> _TASK REQUIREMENTS_
Exclude the pictures and return every line exactly as written.

Records
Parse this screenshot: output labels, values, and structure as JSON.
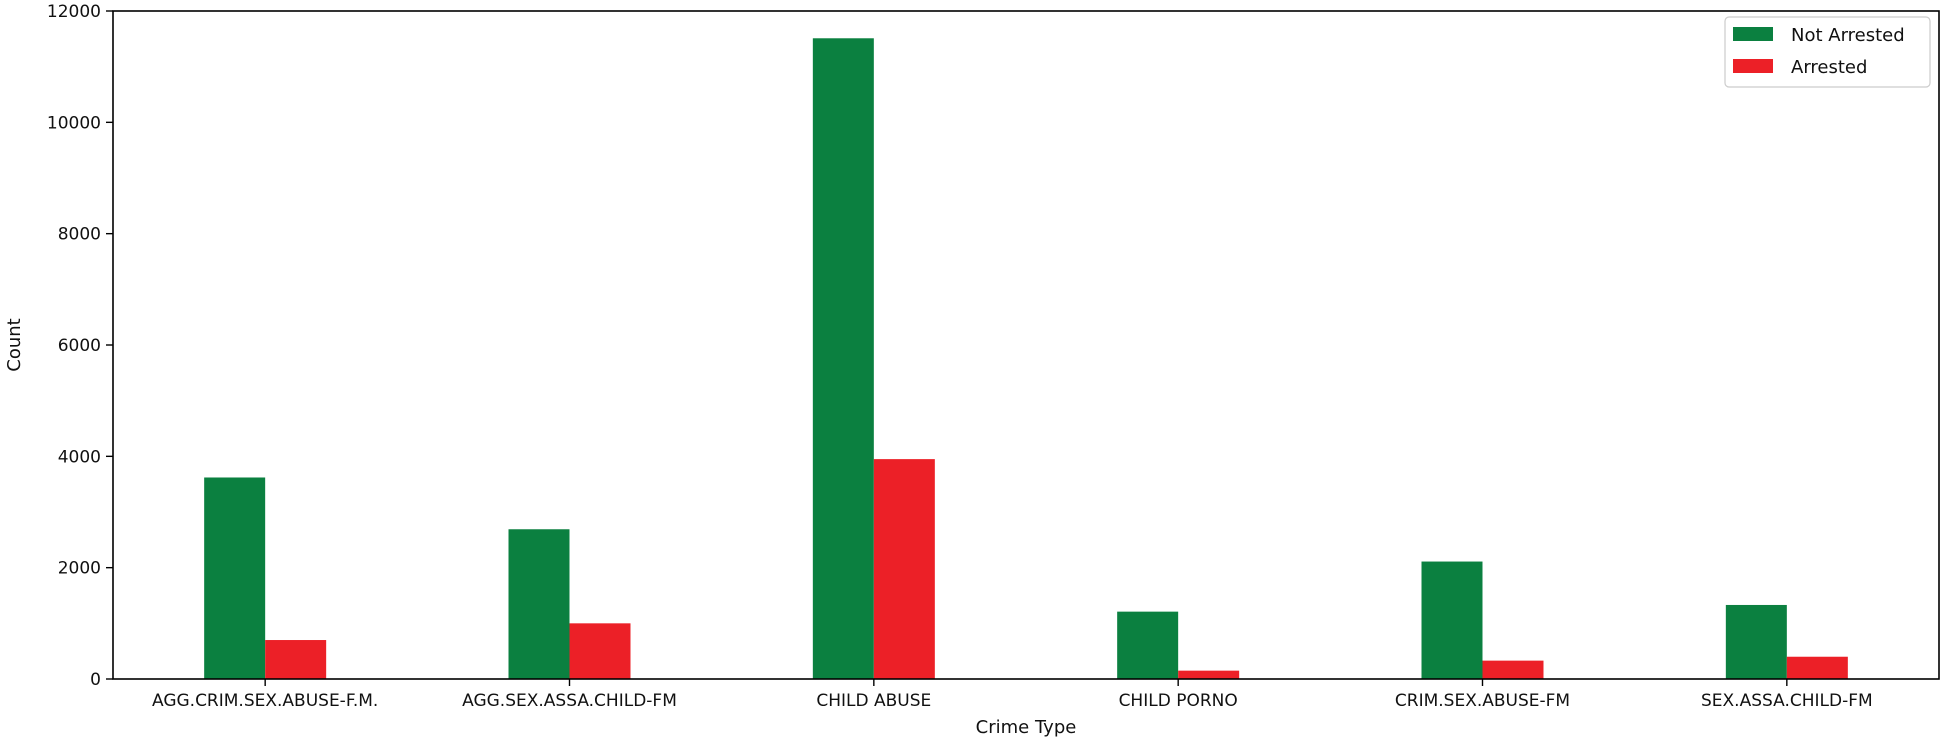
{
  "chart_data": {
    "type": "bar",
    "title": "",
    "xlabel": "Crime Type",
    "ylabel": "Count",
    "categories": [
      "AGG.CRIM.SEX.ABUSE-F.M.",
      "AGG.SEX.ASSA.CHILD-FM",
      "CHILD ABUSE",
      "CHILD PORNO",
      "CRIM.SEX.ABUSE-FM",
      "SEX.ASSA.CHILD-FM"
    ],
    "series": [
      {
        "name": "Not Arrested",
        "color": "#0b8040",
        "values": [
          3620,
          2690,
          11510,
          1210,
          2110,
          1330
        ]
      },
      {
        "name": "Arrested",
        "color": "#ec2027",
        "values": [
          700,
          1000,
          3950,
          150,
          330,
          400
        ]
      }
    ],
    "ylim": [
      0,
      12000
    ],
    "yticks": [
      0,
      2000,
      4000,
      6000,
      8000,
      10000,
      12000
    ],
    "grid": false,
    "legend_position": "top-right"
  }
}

> _ANSWER IN FULL_
Parse this screenshot: output labels, values, and structure as JSON.
{
  "chart_data": {
    "type": "bar",
    "title": "",
    "xlabel": "Crime Type",
    "ylabel": "Count",
    "categories": [
      "AGG.CRIM.SEX.ABUSE-F.M.",
      "AGG.SEX.ASSA.CHILD-FM",
      "CHILD ABUSE",
      "CHILD PORNO",
      "CRIM.SEX.ABUSE-FM",
      "SEX.ASSA.CHILD-FM"
    ],
    "series": [
      {
        "name": "Not Arrested",
        "color": "#0b8040",
        "values": [
          3620,
          2690,
          11510,
          1210,
          2110,
          1330
        ]
      },
      {
        "name": "Arrested",
        "color": "#ec2027",
        "values": [
          700,
          1000,
          3950,
          150,
          330,
          400
        ]
      }
    ],
    "ylim": [
      0,
      12000
    ],
    "yticks": [
      0,
      2000,
      4000,
      6000,
      8000,
      10000,
      12000
    ],
    "grid": false,
    "legend_position": "top-right"
  }
}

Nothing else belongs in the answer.